-- Supplied information follows --
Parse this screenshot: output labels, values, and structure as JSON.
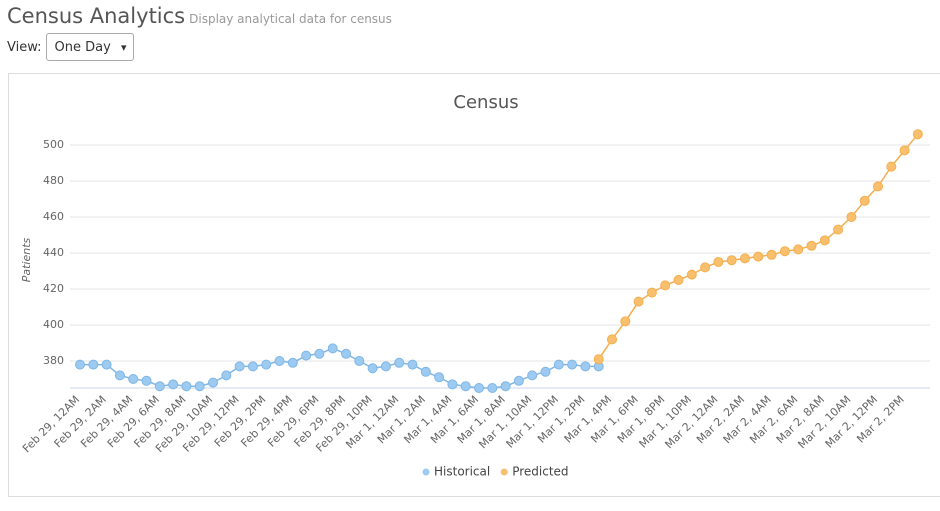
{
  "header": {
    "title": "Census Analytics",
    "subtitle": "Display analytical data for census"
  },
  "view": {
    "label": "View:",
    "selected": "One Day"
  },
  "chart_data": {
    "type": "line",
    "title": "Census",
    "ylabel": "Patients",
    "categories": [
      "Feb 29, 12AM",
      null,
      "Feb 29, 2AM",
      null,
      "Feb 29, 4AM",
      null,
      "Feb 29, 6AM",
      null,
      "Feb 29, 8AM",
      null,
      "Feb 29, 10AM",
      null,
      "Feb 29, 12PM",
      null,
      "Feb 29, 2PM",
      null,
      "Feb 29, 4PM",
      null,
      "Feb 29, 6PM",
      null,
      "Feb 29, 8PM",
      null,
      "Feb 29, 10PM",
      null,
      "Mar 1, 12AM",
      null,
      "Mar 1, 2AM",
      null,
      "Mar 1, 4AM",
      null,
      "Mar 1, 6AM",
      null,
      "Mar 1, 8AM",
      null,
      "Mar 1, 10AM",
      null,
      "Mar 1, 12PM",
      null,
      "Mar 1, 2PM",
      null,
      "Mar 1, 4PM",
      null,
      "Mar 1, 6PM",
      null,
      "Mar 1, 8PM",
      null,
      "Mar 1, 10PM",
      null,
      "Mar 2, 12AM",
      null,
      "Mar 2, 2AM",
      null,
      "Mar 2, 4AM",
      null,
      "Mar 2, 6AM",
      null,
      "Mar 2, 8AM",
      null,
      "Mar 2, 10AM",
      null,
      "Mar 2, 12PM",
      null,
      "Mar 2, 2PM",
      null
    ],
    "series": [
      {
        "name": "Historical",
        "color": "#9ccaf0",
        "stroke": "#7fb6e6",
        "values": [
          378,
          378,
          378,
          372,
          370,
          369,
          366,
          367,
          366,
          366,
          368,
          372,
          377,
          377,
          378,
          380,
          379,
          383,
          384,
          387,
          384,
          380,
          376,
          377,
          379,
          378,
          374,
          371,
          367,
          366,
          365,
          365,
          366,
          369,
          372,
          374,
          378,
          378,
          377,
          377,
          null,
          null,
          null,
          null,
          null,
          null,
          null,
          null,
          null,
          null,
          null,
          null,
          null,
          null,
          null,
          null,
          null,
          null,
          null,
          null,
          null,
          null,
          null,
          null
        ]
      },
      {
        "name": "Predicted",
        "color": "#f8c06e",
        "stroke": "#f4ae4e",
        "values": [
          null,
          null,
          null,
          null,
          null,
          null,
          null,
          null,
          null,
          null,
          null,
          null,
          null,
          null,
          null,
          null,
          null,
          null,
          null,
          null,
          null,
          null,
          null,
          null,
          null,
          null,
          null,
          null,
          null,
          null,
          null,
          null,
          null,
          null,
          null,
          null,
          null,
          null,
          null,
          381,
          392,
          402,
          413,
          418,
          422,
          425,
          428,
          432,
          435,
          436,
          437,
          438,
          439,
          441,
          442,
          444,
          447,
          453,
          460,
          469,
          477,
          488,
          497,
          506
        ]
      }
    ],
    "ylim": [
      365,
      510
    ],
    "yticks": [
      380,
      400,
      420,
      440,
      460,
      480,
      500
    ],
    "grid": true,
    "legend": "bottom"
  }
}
-- Supplied information concluded --
Work request: Write out the entries word for word. Skip the pictures.

Result:
Parse this screenshot: output labels, values, and structure as JSON.
{
  "header": {
    "title": "Census Analytics",
    "subtitle": "Display analytical data for census"
  },
  "view": {
    "label": "View:",
    "selected": "One Day"
  },
  "chart_data": {
    "type": "line",
    "title": "Census",
    "ylabel": "Patients",
    "categories": [
      "Feb 29, 12AM",
      null,
      "Feb 29, 2AM",
      null,
      "Feb 29, 4AM",
      null,
      "Feb 29, 6AM",
      null,
      "Feb 29, 8AM",
      null,
      "Feb 29, 10AM",
      null,
      "Feb 29, 12PM",
      null,
      "Feb 29, 2PM",
      null,
      "Feb 29, 4PM",
      null,
      "Feb 29, 6PM",
      null,
      "Feb 29, 8PM",
      null,
      "Feb 29, 10PM",
      null,
      "Mar 1, 12AM",
      null,
      "Mar 1, 2AM",
      null,
      "Mar 1, 4AM",
      null,
      "Mar 1, 6AM",
      null,
      "Mar 1, 8AM",
      null,
      "Mar 1, 10AM",
      null,
      "Mar 1, 12PM",
      null,
      "Mar 1, 2PM",
      null,
      "Mar 1, 4PM",
      null,
      "Mar 1, 6PM",
      null,
      "Mar 1, 8PM",
      null,
      "Mar 1, 10PM",
      null,
      "Mar 2, 12AM",
      null,
      "Mar 2, 2AM",
      null,
      "Mar 2, 4AM",
      null,
      "Mar 2, 6AM",
      null,
      "Mar 2, 8AM",
      null,
      "Mar 2, 10AM",
      null,
      "Mar 2, 12PM",
      null,
      "Mar 2, 2PM",
      null
    ],
    "series": [
      {
        "name": "Historical",
        "color": "#9ccaf0",
        "stroke": "#7fb6e6",
        "values": [
          378,
          378,
          378,
          372,
          370,
          369,
          366,
          367,
          366,
          366,
          368,
          372,
          377,
          377,
          378,
          380,
          379,
          383,
          384,
          387,
          384,
          380,
          376,
          377,
          379,
          378,
          374,
          371,
          367,
          366,
          365,
          365,
          366,
          369,
          372,
          374,
          378,
          378,
          377,
          377,
          null,
          null,
          null,
          null,
          null,
          null,
          null,
          null,
          null,
          null,
          null,
          null,
          null,
          null,
          null,
          null,
          null,
          null,
          null,
          null,
          null,
          null,
          null,
          null
        ]
      },
      {
        "name": "Predicted",
        "color": "#f8c06e",
        "stroke": "#f4ae4e",
        "values": [
          null,
          null,
          null,
          null,
          null,
          null,
          null,
          null,
          null,
          null,
          null,
          null,
          null,
          null,
          null,
          null,
          null,
          null,
          null,
          null,
          null,
          null,
          null,
          null,
          null,
          null,
          null,
          null,
          null,
          null,
          null,
          null,
          null,
          null,
          null,
          null,
          null,
          null,
          null,
          381,
          392,
          402,
          413,
          418,
          422,
          425,
          428,
          432,
          435,
          436,
          437,
          438,
          439,
          441,
          442,
          444,
          447,
          453,
          460,
          469,
          477,
          488,
          497,
          506
        ]
      }
    ],
    "ylim": [
      365,
      510
    ],
    "yticks": [
      380,
      400,
      420,
      440,
      460,
      480,
      500
    ],
    "grid": true,
    "legend": "bottom"
  }
}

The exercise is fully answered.